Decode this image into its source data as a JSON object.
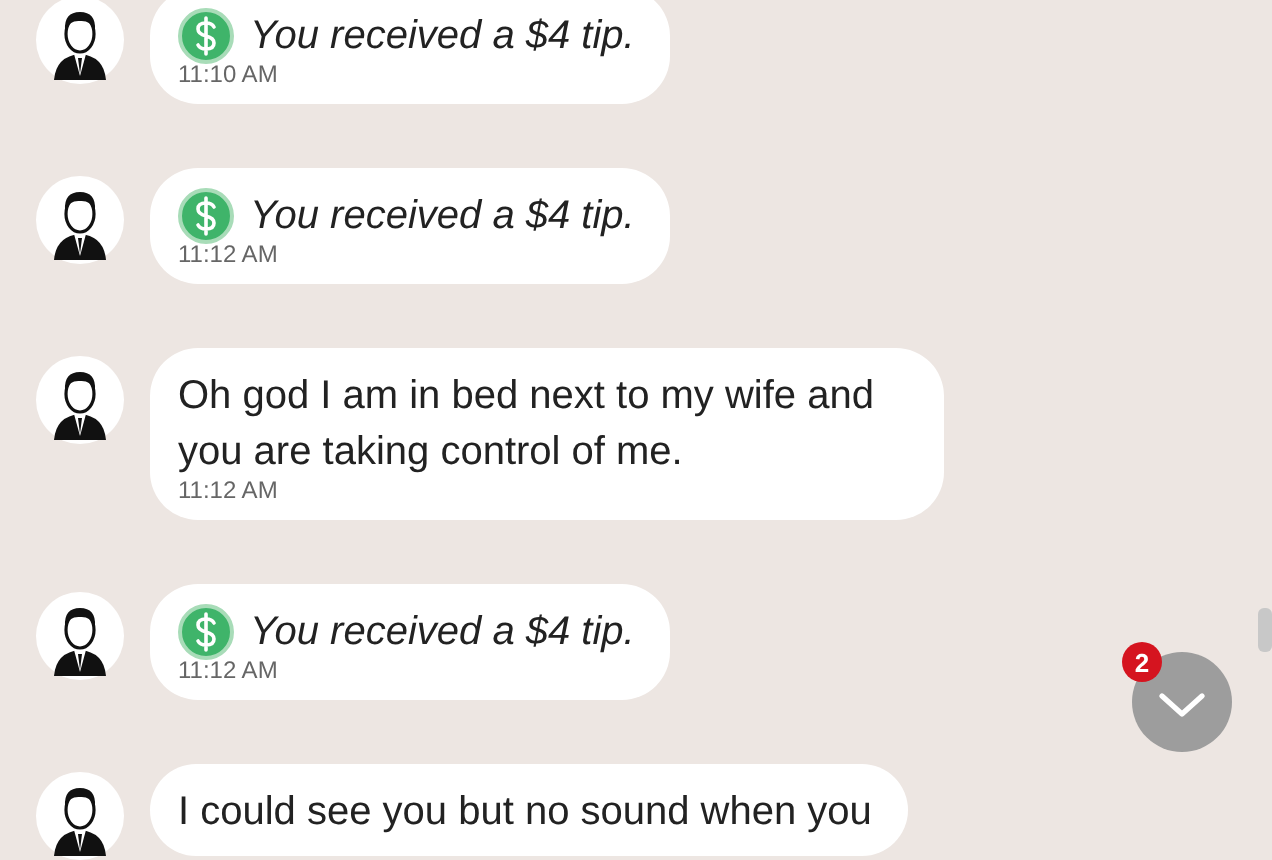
{
  "messages": [
    {
      "kind": "tip",
      "text": "You received a $4 tip.",
      "time": "11:10 AM"
    },
    {
      "kind": "tip",
      "text": "You received a $4 tip.",
      "time": "11:12 AM"
    },
    {
      "kind": "text",
      "text": "Oh god I am in bed next to my wife and you are taking control of me.",
      "time": "11:12 AM"
    },
    {
      "kind": "tip",
      "text": "You received a $4 tip.",
      "time": "11:12 AM"
    },
    {
      "kind": "text",
      "text": "I could see you but no sound when you"
    }
  ],
  "scroll_button": {
    "unread_count": "2"
  }
}
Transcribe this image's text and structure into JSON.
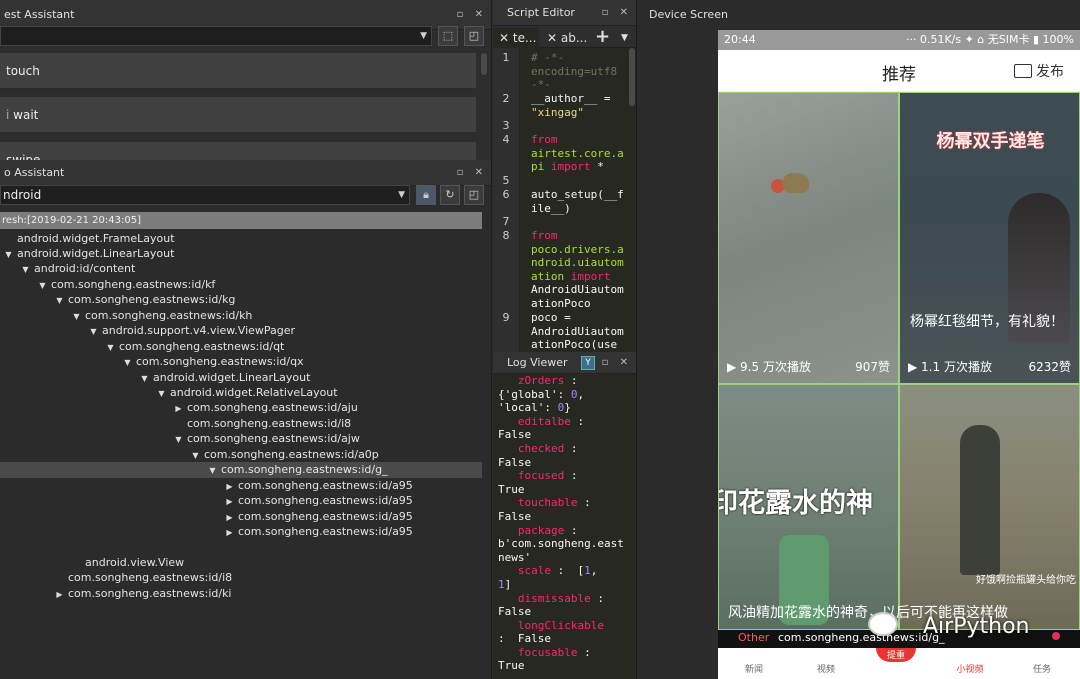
{
  "airtest": {
    "title": "est Assistant",
    "commands": [
      "touch",
      "wait",
      "swipe"
    ]
  },
  "poco": {
    "title": "o Assistant",
    "mode": "ndroid",
    "refresh": "resh:[2019-02-21 20:43:05]",
    "tree": [
      {
        "label": "android.widget.FrameLayout",
        "indent": 0,
        "arrow": ""
      },
      {
        "label": "android.widget.LinearLayout",
        "indent": 0,
        "arrow": "▼"
      },
      {
        "label": "android:id/content",
        "indent": 1,
        "arrow": "▼"
      },
      {
        "label": "com.songheng.eastnews:id/kf",
        "indent": 2,
        "arrow": "▼"
      },
      {
        "label": "com.songheng.eastnews:id/kg",
        "indent": 3,
        "arrow": "▼"
      },
      {
        "label": "com.songheng.eastnews:id/kh",
        "indent": 4,
        "arrow": "▼"
      },
      {
        "label": "android.support.v4.view.ViewPager",
        "indent": 5,
        "arrow": "▼"
      },
      {
        "label": "com.songheng.eastnews:id/qt",
        "indent": 6,
        "arrow": "▼"
      },
      {
        "label": "com.songheng.eastnews:id/qx",
        "indent": 7,
        "arrow": "▼"
      },
      {
        "label": "android.widget.LinearLayout",
        "indent": 8,
        "arrow": "▼"
      },
      {
        "label": "android.widget.RelativeLayout",
        "indent": 9,
        "arrow": "▼"
      },
      {
        "label": "com.songheng.eastnews:id/aju",
        "indent": 10,
        "arrow": "▶"
      },
      {
        "label": "com.songheng.eastnews:id/i8",
        "indent": 10,
        "arrow": ""
      },
      {
        "label": "com.songheng.eastnews:id/ajw",
        "indent": 10,
        "arrow": "▼"
      },
      {
        "label": "com.songheng.eastnews:id/a0p",
        "indent": 11,
        "arrow": "▼"
      },
      {
        "label": "com.songheng.eastnews:id/g_",
        "indent": 12,
        "arrow": "▼",
        "selected": true
      },
      {
        "label": "com.songheng.eastnews:id/a95",
        "indent": 13,
        "arrow": "▶"
      },
      {
        "label": "com.songheng.eastnews:id/a95",
        "indent": 13,
        "arrow": "▶"
      },
      {
        "label": "com.songheng.eastnews:id/a95",
        "indent": 13,
        "arrow": "▶"
      },
      {
        "label": "com.songheng.eastnews:id/a95",
        "indent": 13,
        "arrow": "▶"
      },
      {
        "label": "",
        "indent": 0,
        "arrow": ""
      },
      {
        "label": "android.view.View",
        "indent": 4,
        "arrow": ""
      },
      {
        "label": "com.songheng.eastnews:id/i8",
        "indent": 3,
        "arrow": ""
      },
      {
        "label": "com.songheng.eastnews:id/ki",
        "indent": 3,
        "arrow": "▶"
      }
    ]
  },
  "editor": {
    "title": "Script Editor",
    "tabs": [
      "te...",
      "ab..."
    ],
    "add_label": "+",
    "line_numbers": [
      "1",
      "2",
      "3",
      "4",
      "5",
      "6",
      "7",
      "8",
      "9"
    ]
  },
  "log": {
    "title": "Log Viewer"
  },
  "device": {
    "title": "Device Screen",
    "status_time": "20:44",
    "status_right": "··· 0.51K/s  ✦ ⌂ 无SIM卡 ▮ 100%",
    "page_title": "推荐",
    "publish_label": "发布",
    "cells": [
      {
        "caption": "",
        "plays": "9.5 万次播放",
        "likes": "907赞"
      },
      {
        "caption": "杨幂双手递笔",
        "sub": "杨幂红毯细节，有礼貌！",
        "plays": "1.1 万次播放",
        "likes": "6232赞"
      },
      {
        "caption": "印花露水的神",
        "plays": "",
        "likes": ""
      },
      {
        "caption": "好饿啊捡瓶罐头给你吃",
        "plays": "",
        "likes": ""
      }
    ],
    "bottom_caption": "风油精加花露水的神奇，以后可不能再这样做",
    "overlay_tag": "Other",
    "overlay_path": "com.songheng.eastnews:id/g_",
    "watermark": "AirPython",
    "nav": [
      "新闻",
      "视频",
      "提重",
      "小视频",
      "任务"
    ]
  }
}
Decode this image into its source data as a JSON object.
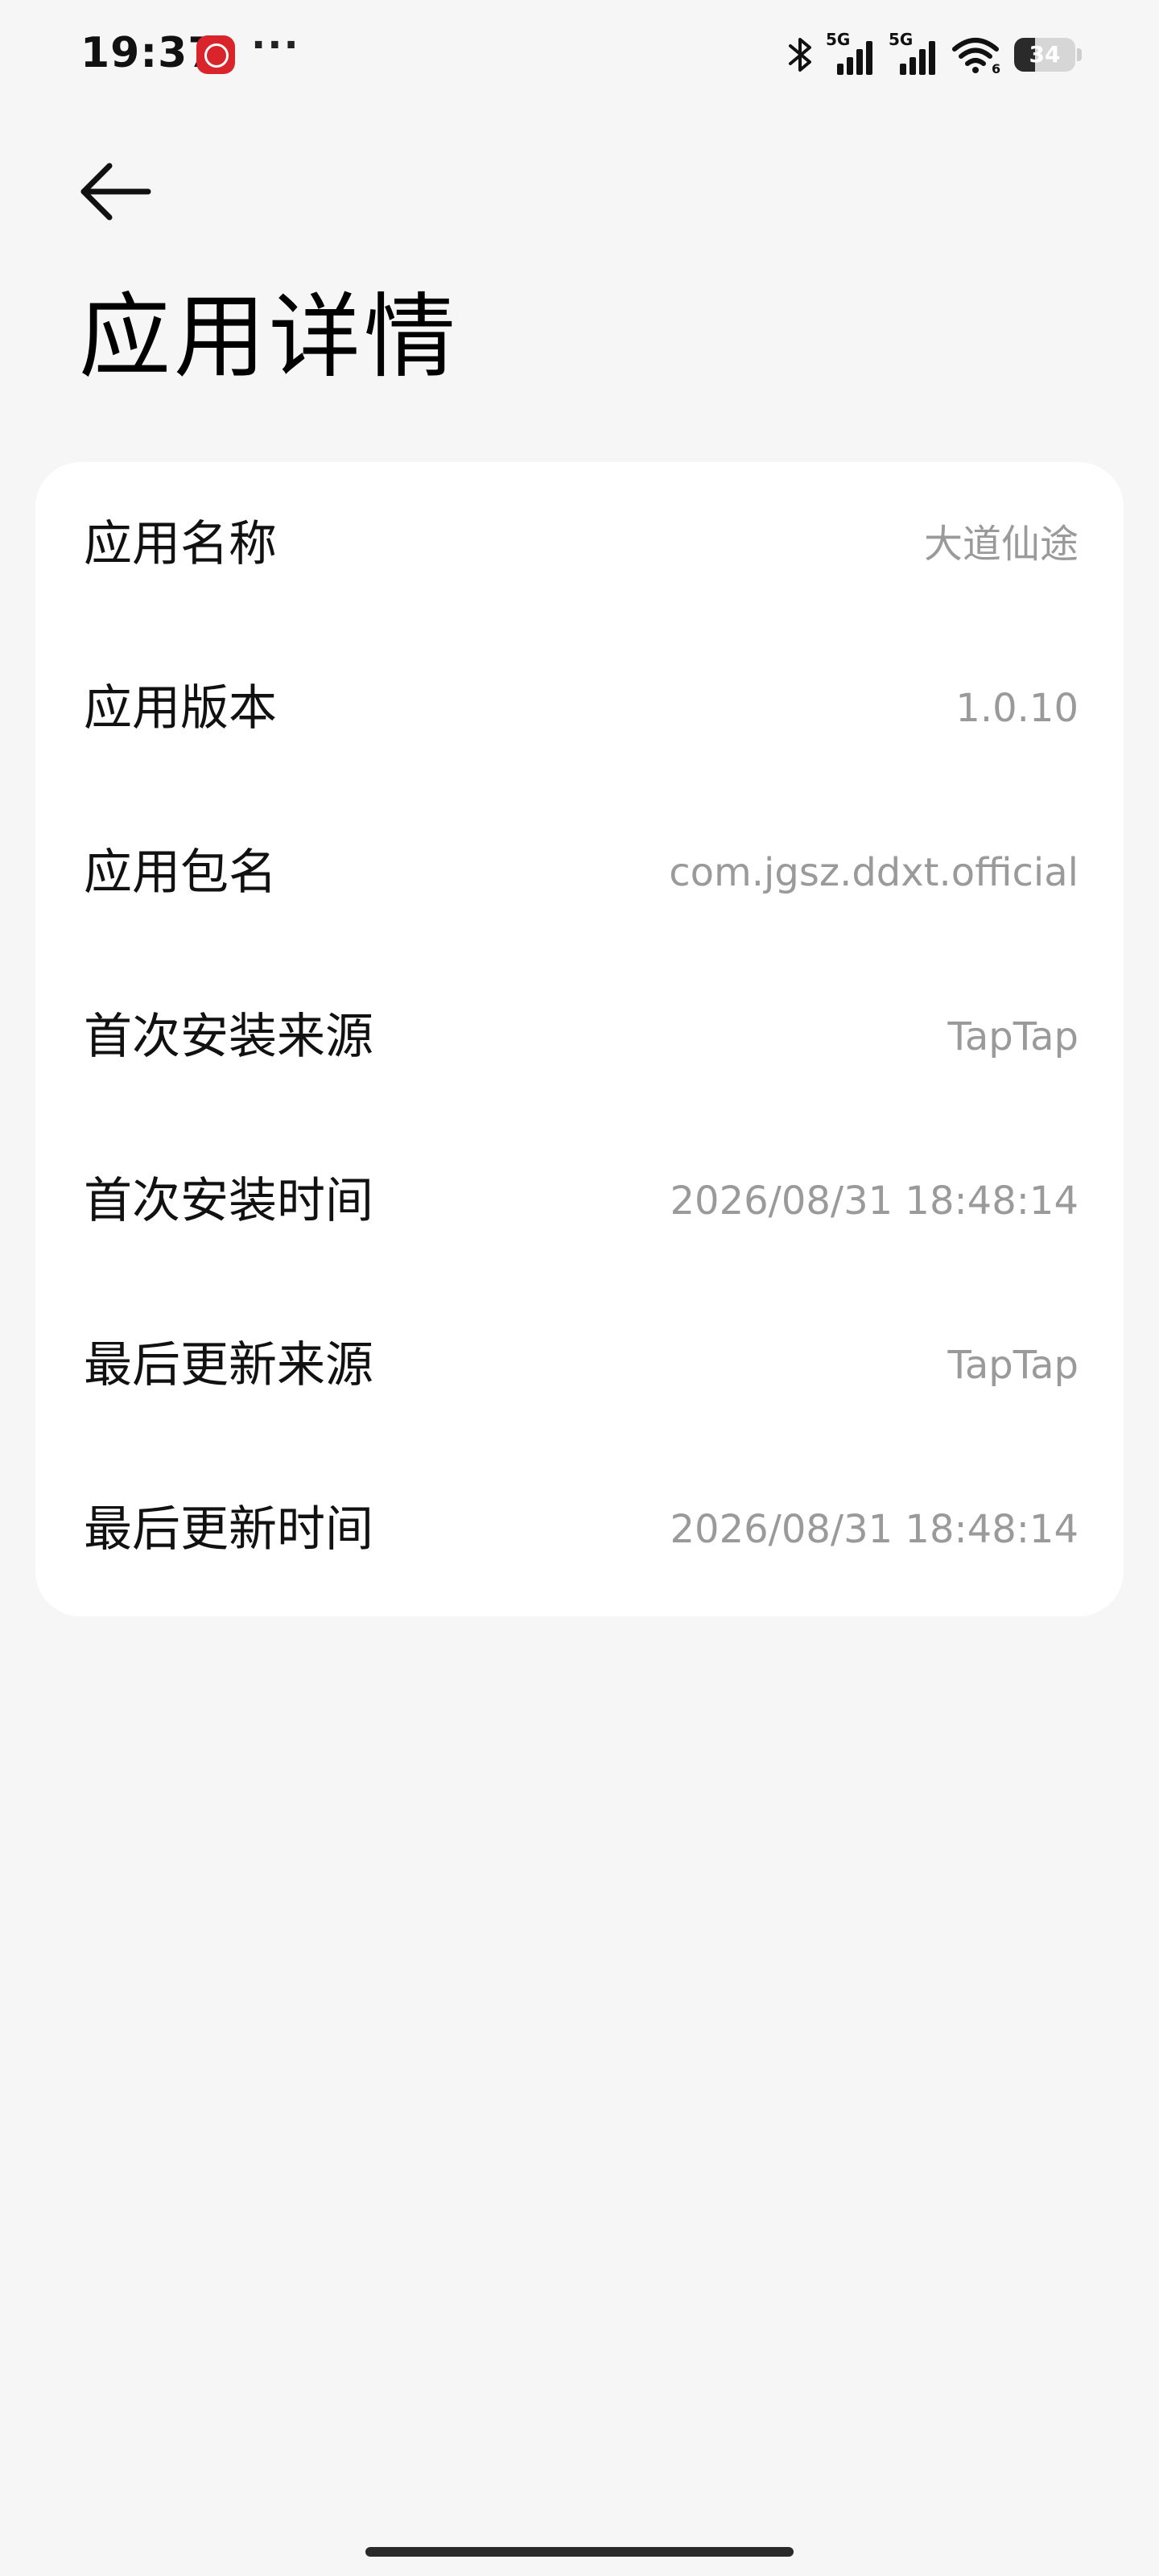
{
  "status_bar": {
    "time": "19:37",
    "battery": 34,
    "battery_text": "34",
    "signal_1_tag": "5G",
    "signal_2_tag": "5G",
    "wifi_badge": "6",
    "more_text": "···",
    "icons": [
      "notification-app-icon",
      "bluetooth-icon",
      "signal-5g-icon",
      "signal-5g-icon",
      "wifi-icon",
      "battery-icon"
    ]
  },
  "header": {
    "back_icon": "back-arrow-icon",
    "title": "应用详情"
  },
  "details": {
    "rows": [
      {
        "label": "应用名称",
        "value": "大道仙途"
      },
      {
        "label": "应用版本",
        "value": "1.0.10"
      },
      {
        "label": "应用包名",
        "value": "com.jgsz.ddxt.official"
      },
      {
        "label": "首次安装来源",
        "value": "TapTap"
      },
      {
        "label": "首次安装时间",
        "value": "2026/08/31 18:48:14"
      },
      {
        "label": "最后更新来源",
        "value": "TapTap"
      },
      {
        "label": "最后更新时间",
        "value": "2026/08/31 18:48:14"
      }
    ]
  },
  "colors": {
    "background": "#f6f6f6",
    "card": "#ffffff",
    "label": "#111111",
    "value": "#9a9a9a",
    "notification_icon": "#d9242b"
  }
}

□ □ □

Copy out the records above in full, exactly as written, but not the pictures.

(IN RESPONSE)
Decode this image into its source data as a JSON object.
{
  "messages": [
    {
      "kind": "tip",
      "text": "You received a $4 tip.",
      "time": "11:10 AM"
    },
    {
      "kind": "tip",
      "text": "You received a $4 tip.",
      "time": "11:12 AM"
    },
    {
      "kind": "text",
      "text": "Oh god I am in bed next to my wife and you are taking control of me.",
      "time": "11:12 AM"
    },
    {
      "kind": "tip",
      "text": "You received a $4 tip.",
      "time": "11:12 AM"
    },
    {
      "kind": "text",
      "text": "I could see you but no sound when you"
    }
  ],
  "scroll_button": {
    "unread_count": "2"
  }
}
Transcribe this image's text and structure into JSON.
{
  "airtest": {
    "title": "est Assistant",
    "commands": [
      "touch",
      "wait",
      "swipe"
    ]
  },
  "poco": {
    "title": "o Assistant",
    "mode": "ndroid",
    "refresh": "resh:[2019-02-21 20:43:05]",
    "tree": [
      {
        "label": "android.widget.FrameLayout",
        "indent": 0,
        "arrow": ""
      },
      {
        "label": "android.widget.LinearLayout",
        "indent": 0,
        "arrow": "▼"
      },
      {
        "label": "android:id/content",
        "indent": 1,
        "arrow": "▼"
      },
      {
        "label": "com.songheng.eastnews:id/kf",
        "indent": 2,
        "arrow": "▼"
      },
      {
        "label": "com.songheng.eastnews:id/kg",
        "indent": 3,
        "arrow": "▼"
      },
      {
        "label": "com.songheng.eastnews:id/kh",
        "indent": 4,
        "arrow": "▼"
      },
      {
        "label": "android.support.v4.view.ViewPager",
        "indent": 5,
        "arrow": "▼"
      },
      {
        "label": "com.songheng.eastnews:id/qt",
        "indent": 6,
        "arrow": "▼"
      },
      {
        "label": "com.songheng.eastnews:id/qx",
        "indent": 7,
        "arrow": "▼"
      },
      {
        "label": "android.widget.LinearLayout",
        "indent": 8,
        "arrow": "▼"
      },
      {
        "label": "android.widget.RelativeLayout",
        "indent": 9,
        "arrow": "▼"
      },
      {
        "label": "com.songheng.eastnews:id/aju",
        "indent": 10,
        "arrow": "▶"
      },
      {
        "label": "com.songheng.eastnews:id/i8",
        "indent": 10,
        "arrow": ""
      },
      {
        "label": "com.songheng.eastnews:id/ajw",
        "indent": 10,
        "arrow": "▼"
      },
      {
        "label": "com.songheng.eastnews:id/a0p",
        "indent": 11,
        "arrow": "▼"
      },
      {
        "label": "com.songheng.eastnews:id/g_",
        "indent": 12,
        "arrow": "▼",
        "selected": true
      },
      {
        "label": "com.songheng.eastnews:id/a95",
        "indent": 13,
        "arrow": "▶"
      },
      {
        "label": "com.songheng.eastnews:id/a95",
        "indent": 13,
        "arrow": "▶"
      },
      {
        "label": "com.songheng.eastnews:id/a95",
        "indent": 13,
        "arrow": "▶"
      },
      {
        "label": "com.songheng.eastnews:id/a95",
        "indent": 13,
        "arrow": "▶"
      },
      {
        "label": "",
        "indent": 0,
        "arrow": ""
      },
      {
        "label": "android.view.View",
        "indent": 4,
        "arrow": ""
      },
      {
        "label": "com.songheng.eastnews:id/i8",
        "indent": 3,
        "arrow": ""
      },
      {
        "label": "com.songheng.eastnews:id/ki",
        "indent": 3,
        "arrow": "▶"
      }
    ]
  },
  "editor": {
    "title": "Script Editor",
    "tabs": [
      "te...",
      "ab..."
    ],
    "add_label": "+",
    "line_numbers": [
      "1",
      "2",
      "3",
      "4",
      "5",
      "6",
      "7",
      "8",
      "9"
    ]
  },
  "log": {
    "title": "Log Viewer"
  },
  "device": {
    "title": "Device Screen",
    "status_time": "20:44",
    "status_right": "··· 0.51K/s  ✦ ⌂ 无SIM卡 ▮ 100%",
    "page_title": "推荐",
    "publish_label": "发布",
    "cells": [
      {
        "caption": "",
        "plays": "9.5 万次播放",
        "likes": "907赞"
      },
      {
        "caption": "杨幂双手递笔",
        "sub": "杨幂红毯细节，有礼貌！",
        "plays": "1.1 万次播放",
        "likes": "6232赞"
      },
      {
        "caption": "印花露水的神",
        "plays": "",
        "likes": ""
      },
      {
        "caption": "好饿啊捡瓶罐头给你吃",
        "plays": "",
        "likes": ""
      }
    ],
    "bottom_caption": "风油精加花露水的神奇，以后可不能再这样做",
    "overlay_tag": "Other",
    "overlay_path": "com.songheng.eastnews:id/g_",
    "watermark": "AirPython",
    "nav": [
      "新闻",
      "视频",
      "提重",
      "小视频",
      "任务"
    ]
  }
}
Decode this image into its source data as a JSON object.
{
  "status_bar": {
    "time": "19:37",
    "battery": 34,
    "battery_text": "34",
    "signal_1_tag": "5G",
    "signal_2_tag": "5G",
    "wifi_badge": "6",
    "more_text": "···",
    "icons": [
      "notification-app-icon",
      "bluetooth-icon",
      "signal-5g-icon",
      "signal-5g-icon",
      "wifi-icon",
      "battery-icon"
    ]
  },
  "header": {
    "back_icon": "back-arrow-icon",
    "title": "应用详情"
  },
  "details": {
    "rows": [
      {
        "label": "应用名称",
        "value": "大道仙途"
      },
      {
        "label": "应用版本",
        "value": "1.0.10"
      },
      {
        "label": "应用包名",
        "value": "com.jgsz.ddxt.official"
      },
      {
        "label": "首次安装来源",
        "value": "TapTap"
      },
      {
        "label": "首次安装时间",
        "value": "2026/08/31 18:48:14"
      },
      {
        "label": "最后更新来源",
        "value": "TapTap"
      },
      {
        "label": "最后更新时间",
        "value": "2026/08/31 18:48:14"
      }
    ]
  },
  "colors": {
    "background": "#f6f6f6",
    "card": "#ffffff",
    "label": "#111111",
    "value": "#9a9a9a",
    "notification_icon": "#d9242b"
  }
}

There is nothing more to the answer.